What to produce → What is the number of lines in the records that contain "Published"? Give only that number.

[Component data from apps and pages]
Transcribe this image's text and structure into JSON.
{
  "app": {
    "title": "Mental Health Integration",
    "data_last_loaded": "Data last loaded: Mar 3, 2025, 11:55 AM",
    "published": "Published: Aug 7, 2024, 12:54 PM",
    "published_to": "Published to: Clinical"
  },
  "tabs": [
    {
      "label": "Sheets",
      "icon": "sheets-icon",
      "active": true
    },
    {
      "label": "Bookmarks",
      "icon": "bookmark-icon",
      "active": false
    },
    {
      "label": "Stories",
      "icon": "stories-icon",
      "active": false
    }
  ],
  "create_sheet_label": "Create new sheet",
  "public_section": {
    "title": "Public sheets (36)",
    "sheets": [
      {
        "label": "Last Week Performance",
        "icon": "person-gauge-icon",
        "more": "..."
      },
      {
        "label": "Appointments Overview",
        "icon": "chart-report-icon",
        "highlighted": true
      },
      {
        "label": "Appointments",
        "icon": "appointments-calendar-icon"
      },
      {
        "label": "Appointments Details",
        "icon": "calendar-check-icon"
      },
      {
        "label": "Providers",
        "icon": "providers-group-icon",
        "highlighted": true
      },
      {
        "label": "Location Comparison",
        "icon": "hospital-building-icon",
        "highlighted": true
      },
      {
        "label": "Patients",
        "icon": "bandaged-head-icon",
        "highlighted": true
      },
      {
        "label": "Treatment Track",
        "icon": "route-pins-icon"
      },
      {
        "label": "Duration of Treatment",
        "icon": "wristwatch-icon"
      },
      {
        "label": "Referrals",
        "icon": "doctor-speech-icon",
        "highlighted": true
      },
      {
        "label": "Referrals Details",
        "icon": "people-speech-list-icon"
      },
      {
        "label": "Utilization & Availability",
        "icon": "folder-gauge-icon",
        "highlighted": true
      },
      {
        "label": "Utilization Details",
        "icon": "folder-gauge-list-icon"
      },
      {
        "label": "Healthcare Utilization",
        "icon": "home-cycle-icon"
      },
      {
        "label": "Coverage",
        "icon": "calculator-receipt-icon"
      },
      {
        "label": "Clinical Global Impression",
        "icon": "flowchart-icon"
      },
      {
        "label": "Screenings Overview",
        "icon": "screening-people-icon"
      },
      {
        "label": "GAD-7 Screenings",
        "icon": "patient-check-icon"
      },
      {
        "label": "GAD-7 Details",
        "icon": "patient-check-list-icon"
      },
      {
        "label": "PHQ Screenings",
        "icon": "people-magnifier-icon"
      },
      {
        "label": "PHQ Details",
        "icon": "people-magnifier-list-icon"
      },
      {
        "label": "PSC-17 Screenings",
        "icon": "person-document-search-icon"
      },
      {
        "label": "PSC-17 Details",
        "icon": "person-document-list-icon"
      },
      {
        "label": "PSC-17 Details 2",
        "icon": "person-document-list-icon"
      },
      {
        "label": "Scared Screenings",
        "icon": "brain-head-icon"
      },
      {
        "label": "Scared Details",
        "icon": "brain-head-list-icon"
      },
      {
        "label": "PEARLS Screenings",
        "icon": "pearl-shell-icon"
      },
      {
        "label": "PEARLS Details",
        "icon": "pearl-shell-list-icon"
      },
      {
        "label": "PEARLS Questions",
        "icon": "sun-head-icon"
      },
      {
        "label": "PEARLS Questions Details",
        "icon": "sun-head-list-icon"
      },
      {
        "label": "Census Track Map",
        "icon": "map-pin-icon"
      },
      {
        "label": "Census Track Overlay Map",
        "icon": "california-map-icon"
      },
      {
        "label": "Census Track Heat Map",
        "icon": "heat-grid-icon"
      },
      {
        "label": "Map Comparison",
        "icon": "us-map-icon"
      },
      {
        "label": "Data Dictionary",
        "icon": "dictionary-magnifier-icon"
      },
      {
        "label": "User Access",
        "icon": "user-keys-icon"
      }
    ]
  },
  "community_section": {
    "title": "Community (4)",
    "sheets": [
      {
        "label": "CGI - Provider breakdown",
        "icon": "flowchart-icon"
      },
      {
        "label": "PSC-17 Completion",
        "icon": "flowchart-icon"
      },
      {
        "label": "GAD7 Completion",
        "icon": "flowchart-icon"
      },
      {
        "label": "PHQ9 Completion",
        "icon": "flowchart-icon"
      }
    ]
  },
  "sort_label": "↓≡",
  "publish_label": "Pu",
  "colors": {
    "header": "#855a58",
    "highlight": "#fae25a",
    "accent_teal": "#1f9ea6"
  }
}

Completed exercise → 2